Repeat the rows between the line containing "histogram-bar[interactable] <box>663 449" and the line containing "histogram-bar[interactable] <box>433 558", inclusive, copying each one without any change.
>> BEGIN Records provided
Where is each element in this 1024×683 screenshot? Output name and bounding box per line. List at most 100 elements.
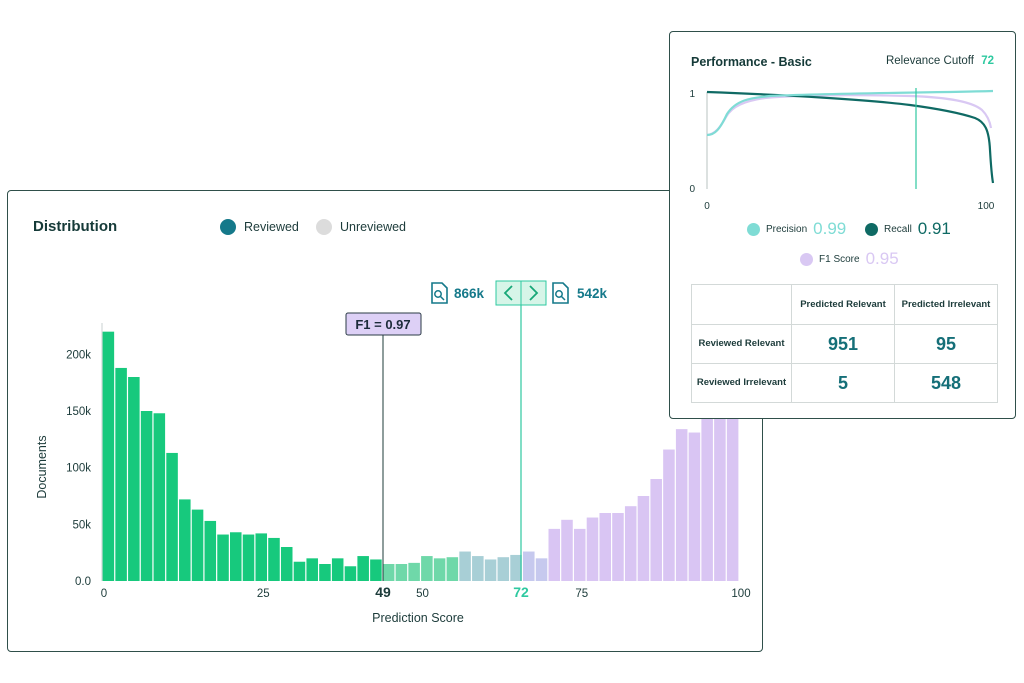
histogram-bar[interactable] <box>663 449 675 581</box>
histogram-bar[interactable] <box>344 566 357 581</box>
histogram-bar[interactable] <box>242 534 255 581</box>
metric-recall: Recall 0.91 <box>865 219 951 239</box>
metric-f1-score: F1 Score 0.95 <box>800 249 899 269</box>
histogram-bar[interactable] <box>115 367 127 581</box>
legend-reviewed-dot <box>220 219 236 235</box>
histogram-bar[interactable] <box>497 557 510 581</box>
histogram-bar[interactable] <box>331 558 344 581</box>
histogram-bar[interactable] <box>472 556 484 581</box>
histogram-bar[interactable] <box>357 556 369 581</box>
histogram-bar[interactable] <box>433 558 446 581</box>
histogram-bar[interactable] <box>268 537 280 581</box>
precision-dot <box>747 222 760 236</box>
perf-x-tick-0: 0 <box>704 201 710 212</box>
perf-y-tick-1: 1 <box>689 89 695 100</box>
distribution-title: Distribution <box>33 218 118 235</box>
chevron-left-icon <box>503 285 513 301</box>
precision-curve <box>706 89 994 137</box>
metric-precision: Precision 0.99 <box>747 219 846 239</box>
histogram-bar[interactable] <box>650 479 662 581</box>
histogram-bar[interactable] <box>179 499 191 581</box>
histogram-bar[interactable] <box>624 506 637 581</box>
histogram-bars <box>102 331 739 581</box>
performance-panel: Performance - Basic Relevance Cutoff 72 … <box>669 31 1016 419</box>
cell-true-negative[interactable]: 548 <box>894 363 998 403</box>
y-tick-label: 50k <box>72 519 91 531</box>
histogram-bar[interactable] <box>561 519 573 581</box>
legend-unreviewed-label: Unreviewed <box>340 220 407 234</box>
f1-position-label: 49 <box>375 584 391 600</box>
histogram-bar[interactable] <box>484 559 497 581</box>
precision-value: 0.99 <box>813 219 847 238</box>
col-header-predicted-irrelevant: Predicted Irrelevant <box>894 284 998 325</box>
x-tick-label: 25 <box>257 588 270 600</box>
relevance-cutoff-label: Relevance Cutoff <box>885 55 974 67</box>
histogram-bar[interactable] <box>586 517 599 581</box>
histogram-bar[interactable] <box>204 520 217 581</box>
recall-dot <box>865 222 878 236</box>
left-document-search-icon[interactable] <box>431 282 448 304</box>
next-button[interactable] <box>520 280 547 306</box>
histogram-bar[interactable] <box>153 413 166 581</box>
histogram-bar[interactable] <box>293 561 306 581</box>
y-tick-label: 150k <box>66 406 91 418</box>
confusion-corner <box>691 284 792 325</box>
histogram-bar[interactable] <box>548 528 561 581</box>
histogram-bar[interactable] <box>573 528 586 581</box>
histogram-bar[interactable] <box>714 411 726 581</box>
histogram-bar[interactable] <box>701 418 713 581</box>
histogram-bar[interactable] <box>217 534 229 581</box>
perf-y-tick-0: 0 <box>689 184 695 195</box>
col-header-predicted-relevant: Predicted Relevant <box>791 284 895 325</box>
f1-score-dot <box>800 252 813 266</box>
legend-reviewed-label: Reviewed <box>244 220 299 234</box>
cell-false-positive[interactable]: 5 <box>791 363 895 403</box>
histogram-bar[interactable] <box>102 331 115 581</box>
histogram-bar[interactable] <box>612 513 624 581</box>
y-tick-label: 100k <box>66 463 91 475</box>
relevance-cutoff-value: 72 <box>981 55 994 67</box>
histogram-bar[interactable] <box>319 564 331 581</box>
histogram-bar[interactable] <box>523 551 535 581</box>
histogram-bar[interactable] <box>599 513 611 581</box>
histogram-bar[interactable] <box>421 556 433 581</box>
row-header-reviewed-irrelevant: Reviewed Irrelevant <box>691 363 792 403</box>
histogram-bar[interactable] <box>306 558 318 581</box>
y-axis-label: Documents <box>35 435 49 498</box>
histogram-bar[interactable] <box>230 532 242 581</box>
histogram-bar[interactable] <box>726 409 739 581</box>
recall-label: Recall <box>884 223 912 235</box>
cell-true-positive[interactable]: 951 <box>791 324 895 364</box>
histogram-bar[interactable] <box>446 557 459 581</box>
precision-label: Precision <box>766 223 808 235</box>
legend-unreviewed-dot <box>316 219 332 235</box>
prev-button[interactable] <box>495 280 522 306</box>
histogram-bar[interactable] <box>140 411 153 581</box>
histogram-bar[interactable] <box>510 554 522 581</box>
histogram-bar[interactable] <box>395 564 408 581</box>
cell-false-negative[interactable]: 95 <box>894 324 998 364</box>
histogram-bar[interactable] <box>459 551 471 581</box>
x-tick-label: 75 <box>575 588 588 600</box>
histogram-bar[interactable] <box>382 564 395 581</box>
histogram-bar[interactable] <box>675 429 688 581</box>
histogram-bar[interactable] <box>637 496 650 581</box>
x-tick-label: 100 <box>731 588 750 600</box>
relevance-cutoff: Relevance Cutoff 72 <box>886 55 994 67</box>
histogram-bar[interactable] <box>688 432 701 581</box>
histogram-bar[interactable] <box>370 559 382 581</box>
histogram-bar[interactable] <box>166 452 178 581</box>
histogram-bar[interactable] <box>128 377 140 581</box>
histogram-bar[interactable] <box>535 558 548 581</box>
y-axis: 0.0 50k 100k 150k 200k <box>66 323 103 588</box>
right-document-search-icon[interactable] <box>552 282 569 304</box>
histogram-bar[interactable] <box>280 547 293 581</box>
histogram-bar[interactable] <box>255 533 268 581</box>
x-tick-label: 0 <box>101 588 107 600</box>
x-tick-label: 50 <box>416 588 429 600</box>
histogram-bar[interactable] <box>408 562 420 581</box>
histogram-bar[interactable] <box>191 509 204 581</box>
x-axis-label: Prediction Score <box>372 611 464 625</box>
left-count: 866k <box>454 286 485 301</box>
f1-badge <box>345 312 422 336</box>
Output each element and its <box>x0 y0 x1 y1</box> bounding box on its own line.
>> END Records provided
**Solution to this exercise**
histogram-bar[interactable] <box>663 449 675 581</box>
histogram-bar[interactable] <box>344 566 357 581</box>
histogram-bar[interactable] <box>242 534 255 581</box>
metric-recall: Recall 0.91 <box>865 219 951 239</box>
metric-f1-score: F1 Score 0.95 <box>800 249 899 269</box>
histogram-bar[interactable] <box>115 367 127 581</box>
legend-reviewed-dot <box>220 219 236 235</box>
histogram-bar[interactable] <box>497 557 510 581</box>
histogram-bar[interactable] <box>331 558 344 581</box>
histogram-bar[interactable] <box>472 556 484 581</box>
histogram-bar[interactable] <box>357 556 369 581</box>
histogram-bar[interactable] <box>433 558 446 581</box>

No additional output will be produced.